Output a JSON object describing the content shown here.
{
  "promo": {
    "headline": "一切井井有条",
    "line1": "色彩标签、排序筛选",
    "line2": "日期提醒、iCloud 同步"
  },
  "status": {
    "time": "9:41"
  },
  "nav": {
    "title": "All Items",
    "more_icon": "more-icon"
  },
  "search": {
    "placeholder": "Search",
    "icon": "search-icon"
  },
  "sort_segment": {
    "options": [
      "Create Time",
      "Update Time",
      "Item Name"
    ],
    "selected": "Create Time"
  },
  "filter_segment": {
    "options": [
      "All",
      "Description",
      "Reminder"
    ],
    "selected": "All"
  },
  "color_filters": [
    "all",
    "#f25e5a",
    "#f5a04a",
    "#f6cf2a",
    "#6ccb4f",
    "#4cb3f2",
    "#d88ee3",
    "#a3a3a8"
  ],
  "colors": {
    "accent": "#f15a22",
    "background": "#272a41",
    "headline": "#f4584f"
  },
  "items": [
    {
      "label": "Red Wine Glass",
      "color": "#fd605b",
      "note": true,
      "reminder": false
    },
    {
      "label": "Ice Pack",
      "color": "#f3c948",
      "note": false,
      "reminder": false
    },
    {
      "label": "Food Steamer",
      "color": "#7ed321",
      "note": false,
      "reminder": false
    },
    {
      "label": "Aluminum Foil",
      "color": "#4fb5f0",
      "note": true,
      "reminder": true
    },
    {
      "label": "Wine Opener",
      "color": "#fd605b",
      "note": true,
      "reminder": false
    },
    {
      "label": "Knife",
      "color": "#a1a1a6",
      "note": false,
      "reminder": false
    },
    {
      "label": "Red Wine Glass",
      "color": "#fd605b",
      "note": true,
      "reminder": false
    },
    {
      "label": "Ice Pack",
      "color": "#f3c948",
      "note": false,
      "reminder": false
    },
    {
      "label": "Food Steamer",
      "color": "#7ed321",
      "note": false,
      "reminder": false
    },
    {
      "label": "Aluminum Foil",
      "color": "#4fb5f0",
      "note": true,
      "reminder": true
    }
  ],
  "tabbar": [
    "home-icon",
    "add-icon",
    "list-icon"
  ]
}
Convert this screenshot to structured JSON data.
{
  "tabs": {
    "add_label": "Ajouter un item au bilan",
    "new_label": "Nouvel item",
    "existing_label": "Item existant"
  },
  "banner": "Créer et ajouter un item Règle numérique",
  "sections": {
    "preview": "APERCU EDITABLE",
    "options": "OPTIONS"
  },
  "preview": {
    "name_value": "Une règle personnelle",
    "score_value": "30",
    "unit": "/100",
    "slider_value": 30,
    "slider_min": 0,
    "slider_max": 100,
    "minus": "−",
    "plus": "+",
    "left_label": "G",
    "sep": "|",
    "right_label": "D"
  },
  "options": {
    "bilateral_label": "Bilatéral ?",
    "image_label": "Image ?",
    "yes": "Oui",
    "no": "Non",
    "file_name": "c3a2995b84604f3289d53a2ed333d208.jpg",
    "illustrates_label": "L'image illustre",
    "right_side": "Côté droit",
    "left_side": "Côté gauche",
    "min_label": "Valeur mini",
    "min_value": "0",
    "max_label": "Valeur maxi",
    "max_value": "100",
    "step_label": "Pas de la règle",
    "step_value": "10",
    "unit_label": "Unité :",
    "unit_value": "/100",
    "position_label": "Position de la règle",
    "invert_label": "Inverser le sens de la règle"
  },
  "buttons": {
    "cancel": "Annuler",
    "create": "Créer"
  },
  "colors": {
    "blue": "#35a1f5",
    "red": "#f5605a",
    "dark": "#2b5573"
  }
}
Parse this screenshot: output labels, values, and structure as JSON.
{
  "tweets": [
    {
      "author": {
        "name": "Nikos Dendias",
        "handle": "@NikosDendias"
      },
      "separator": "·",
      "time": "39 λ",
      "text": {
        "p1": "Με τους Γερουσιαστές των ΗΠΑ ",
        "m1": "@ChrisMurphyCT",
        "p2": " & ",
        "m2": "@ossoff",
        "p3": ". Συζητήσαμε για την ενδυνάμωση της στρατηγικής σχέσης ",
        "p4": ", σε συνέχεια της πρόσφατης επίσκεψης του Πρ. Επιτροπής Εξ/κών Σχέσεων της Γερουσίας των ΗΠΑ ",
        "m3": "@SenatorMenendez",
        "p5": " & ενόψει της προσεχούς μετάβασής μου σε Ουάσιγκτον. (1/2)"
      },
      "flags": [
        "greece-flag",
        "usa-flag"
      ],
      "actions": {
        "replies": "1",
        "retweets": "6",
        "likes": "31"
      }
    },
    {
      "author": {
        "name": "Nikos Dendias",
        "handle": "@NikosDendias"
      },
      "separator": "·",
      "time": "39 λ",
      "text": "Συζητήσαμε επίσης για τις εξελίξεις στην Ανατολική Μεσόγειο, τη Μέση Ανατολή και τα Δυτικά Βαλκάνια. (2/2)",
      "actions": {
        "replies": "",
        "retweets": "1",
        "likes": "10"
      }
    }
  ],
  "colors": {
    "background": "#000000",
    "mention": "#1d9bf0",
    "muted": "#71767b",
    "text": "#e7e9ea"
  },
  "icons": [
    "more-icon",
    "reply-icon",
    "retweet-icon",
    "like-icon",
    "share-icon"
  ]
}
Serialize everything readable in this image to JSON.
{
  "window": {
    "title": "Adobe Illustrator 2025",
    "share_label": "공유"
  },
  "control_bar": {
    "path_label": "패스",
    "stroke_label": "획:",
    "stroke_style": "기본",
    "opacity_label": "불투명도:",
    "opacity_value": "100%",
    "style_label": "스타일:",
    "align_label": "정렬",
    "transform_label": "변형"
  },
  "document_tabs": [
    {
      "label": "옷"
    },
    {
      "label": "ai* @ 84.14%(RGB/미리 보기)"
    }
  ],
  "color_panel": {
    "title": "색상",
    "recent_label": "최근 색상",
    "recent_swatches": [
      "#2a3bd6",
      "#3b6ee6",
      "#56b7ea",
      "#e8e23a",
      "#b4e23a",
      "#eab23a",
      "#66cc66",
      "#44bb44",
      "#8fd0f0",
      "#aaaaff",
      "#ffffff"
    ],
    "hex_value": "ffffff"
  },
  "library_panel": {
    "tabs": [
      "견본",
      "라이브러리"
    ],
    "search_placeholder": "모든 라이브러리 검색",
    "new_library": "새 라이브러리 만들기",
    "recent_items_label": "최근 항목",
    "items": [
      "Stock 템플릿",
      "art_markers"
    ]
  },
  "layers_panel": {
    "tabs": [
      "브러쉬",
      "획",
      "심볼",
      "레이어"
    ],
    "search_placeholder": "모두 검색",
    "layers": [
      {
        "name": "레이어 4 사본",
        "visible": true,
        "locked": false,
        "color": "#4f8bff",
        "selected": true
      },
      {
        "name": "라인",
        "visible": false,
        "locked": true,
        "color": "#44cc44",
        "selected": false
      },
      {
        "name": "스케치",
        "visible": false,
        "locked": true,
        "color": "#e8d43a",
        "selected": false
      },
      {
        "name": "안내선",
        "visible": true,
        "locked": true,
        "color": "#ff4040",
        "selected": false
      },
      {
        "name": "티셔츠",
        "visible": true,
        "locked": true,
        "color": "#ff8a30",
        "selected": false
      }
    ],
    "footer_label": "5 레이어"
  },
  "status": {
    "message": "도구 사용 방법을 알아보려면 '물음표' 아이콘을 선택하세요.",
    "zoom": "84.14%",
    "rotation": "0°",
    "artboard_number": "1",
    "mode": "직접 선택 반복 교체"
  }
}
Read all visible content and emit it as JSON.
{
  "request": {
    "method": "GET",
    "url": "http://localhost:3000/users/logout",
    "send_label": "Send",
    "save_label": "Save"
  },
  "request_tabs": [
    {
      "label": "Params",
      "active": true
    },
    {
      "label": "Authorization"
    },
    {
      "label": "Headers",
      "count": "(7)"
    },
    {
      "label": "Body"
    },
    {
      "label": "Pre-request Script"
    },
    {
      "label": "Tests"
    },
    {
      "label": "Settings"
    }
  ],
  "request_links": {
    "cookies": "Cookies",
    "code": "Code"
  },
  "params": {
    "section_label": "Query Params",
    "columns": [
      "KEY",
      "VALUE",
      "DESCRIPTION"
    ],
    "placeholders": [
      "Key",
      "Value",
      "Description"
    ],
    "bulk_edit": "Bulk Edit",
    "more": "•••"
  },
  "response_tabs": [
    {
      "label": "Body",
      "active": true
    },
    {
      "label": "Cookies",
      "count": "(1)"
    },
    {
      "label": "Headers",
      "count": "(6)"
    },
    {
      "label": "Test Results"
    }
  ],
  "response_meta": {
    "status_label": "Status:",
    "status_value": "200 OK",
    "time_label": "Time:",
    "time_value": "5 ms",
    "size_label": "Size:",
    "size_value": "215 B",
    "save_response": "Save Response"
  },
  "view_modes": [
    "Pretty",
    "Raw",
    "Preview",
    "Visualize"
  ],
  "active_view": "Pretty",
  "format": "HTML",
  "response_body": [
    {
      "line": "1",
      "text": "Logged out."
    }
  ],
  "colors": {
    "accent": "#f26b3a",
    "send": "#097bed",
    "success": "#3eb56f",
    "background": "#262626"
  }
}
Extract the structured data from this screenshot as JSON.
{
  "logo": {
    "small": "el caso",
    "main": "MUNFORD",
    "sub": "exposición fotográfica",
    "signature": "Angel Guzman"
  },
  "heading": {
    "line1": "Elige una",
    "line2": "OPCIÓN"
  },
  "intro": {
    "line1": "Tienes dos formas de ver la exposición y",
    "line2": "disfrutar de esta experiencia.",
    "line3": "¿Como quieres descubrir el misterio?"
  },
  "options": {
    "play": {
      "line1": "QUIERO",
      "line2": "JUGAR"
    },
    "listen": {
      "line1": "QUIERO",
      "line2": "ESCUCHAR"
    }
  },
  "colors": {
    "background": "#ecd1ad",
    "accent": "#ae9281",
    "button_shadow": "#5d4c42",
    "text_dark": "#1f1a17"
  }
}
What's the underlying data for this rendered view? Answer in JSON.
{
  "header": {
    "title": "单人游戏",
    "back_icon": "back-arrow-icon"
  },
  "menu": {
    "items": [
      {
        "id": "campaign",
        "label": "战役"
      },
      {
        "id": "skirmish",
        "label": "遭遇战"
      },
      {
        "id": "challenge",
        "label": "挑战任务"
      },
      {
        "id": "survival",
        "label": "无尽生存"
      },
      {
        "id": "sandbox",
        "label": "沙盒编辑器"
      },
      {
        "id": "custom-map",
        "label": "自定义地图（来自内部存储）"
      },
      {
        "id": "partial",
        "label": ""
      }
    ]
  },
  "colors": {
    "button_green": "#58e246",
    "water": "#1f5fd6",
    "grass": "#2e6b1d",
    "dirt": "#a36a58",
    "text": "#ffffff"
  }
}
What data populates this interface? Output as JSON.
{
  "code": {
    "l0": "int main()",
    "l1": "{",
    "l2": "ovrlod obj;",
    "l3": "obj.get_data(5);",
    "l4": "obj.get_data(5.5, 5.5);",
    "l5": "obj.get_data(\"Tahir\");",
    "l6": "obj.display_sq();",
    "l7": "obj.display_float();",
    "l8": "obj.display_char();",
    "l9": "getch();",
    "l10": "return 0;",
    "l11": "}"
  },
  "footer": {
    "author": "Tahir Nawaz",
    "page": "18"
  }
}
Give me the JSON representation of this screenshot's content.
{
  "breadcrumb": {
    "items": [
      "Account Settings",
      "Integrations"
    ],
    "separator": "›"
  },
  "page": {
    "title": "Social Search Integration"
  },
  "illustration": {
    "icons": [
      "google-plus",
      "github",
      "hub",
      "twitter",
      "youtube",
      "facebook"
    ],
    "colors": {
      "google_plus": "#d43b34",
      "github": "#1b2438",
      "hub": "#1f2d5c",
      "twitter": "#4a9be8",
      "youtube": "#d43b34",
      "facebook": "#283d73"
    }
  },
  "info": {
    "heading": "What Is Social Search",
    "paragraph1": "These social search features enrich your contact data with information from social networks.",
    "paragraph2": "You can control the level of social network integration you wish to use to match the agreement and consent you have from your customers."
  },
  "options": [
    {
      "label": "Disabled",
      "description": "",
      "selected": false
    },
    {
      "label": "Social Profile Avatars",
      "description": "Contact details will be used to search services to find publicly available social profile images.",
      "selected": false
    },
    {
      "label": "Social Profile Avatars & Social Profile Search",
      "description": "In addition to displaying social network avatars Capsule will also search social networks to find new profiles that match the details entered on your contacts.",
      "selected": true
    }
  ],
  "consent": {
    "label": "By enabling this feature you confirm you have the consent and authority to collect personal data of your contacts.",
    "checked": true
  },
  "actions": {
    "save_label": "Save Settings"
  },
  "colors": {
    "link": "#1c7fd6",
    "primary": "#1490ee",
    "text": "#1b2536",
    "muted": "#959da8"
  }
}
---
■ **WHAT IS NEEDED**
Repeat only the stretch of lines that begins at the line containing "What data populates" and ends at the last line above, both included.

■ **ANSWER TO THE TASK**
What data populates this interface? Output as JSON.
{
  "code": {
    "l0": "int main()",
    "l1": "{",
    "l2": "ovrlod obj;",
    "l3": "obj.get_data(5);",
    "l4": "obj.get_data(5.5, 5.5);",
    "l5": "obj.get_data(\"Tahir\");",
    "l6": "obj.display_sq();",
    "l7": "obj.display_float();",
    "l8": "obj.display_char();",
    "l9": "getch();",
    "l10": "return 0;",
    "l11": "}"
  },
  "footer": {
    "author": "Tahir Nawaz",
    "page": "18"
  }
}
Give me the JSON representation of this screenshot's content.
{
  "breadcrumb": {
    "items": [
      "Account Settings",
      "Integrations"
    ],
    "separator": "›"
  },
  "page": {
    "title": "Social Search Integration"
  },
  "illustration": {
    "icons": [
      "google-plus",
      "github",
      "hub",
      "twitter",
      "youtube",
      "facebook"
    ],
    "colors": {
      "google_plus": "#d43b34",
      "github": "#1b2438",
      "hub": "#1f2d5c",
      "twitter": "#4a9be8",
      "youtube": "#d43b34",
      "facebook": "#283d73"
    }
  },
  "info": {
    "heading": "What Is Social Search",
    "paragraph1": "These social search features enrich your contact data with information from social networks.",
    "paragraph2": "You can control the level of social network integration you wish to use to match the agreement and consent you have from your customers."
  },
  "options": [
    {
      "label": "Disabled",
      "description": "",
      "selected": false
    },
    {
      "label": "Social Profile Avatars",
      "description": "Contact details will be used to search services to find publicly available social profile images.",
      "selected": false
    },
    {
      "label": "Social Profile Avatars & Social Profile Search",
      "description": "In addition to displaying social network avatars Capsule will also search social networks to find new profiles that match the details entered on your contacts.",
      "selected": true
    }
  ],
  "consent": {
    "label": "By enabling this feature you confirm you have the consent and authority to collect personal data of your contacts.",
    "checked": true
  },
  "actions": {
    "save_label": "Save Settings"
  },
  "colors": {
    "link": "#1c7fd6",
    "primary": "#1490ee",
    "text": "#1b2536",
    "muted": "#959da8"
  }
}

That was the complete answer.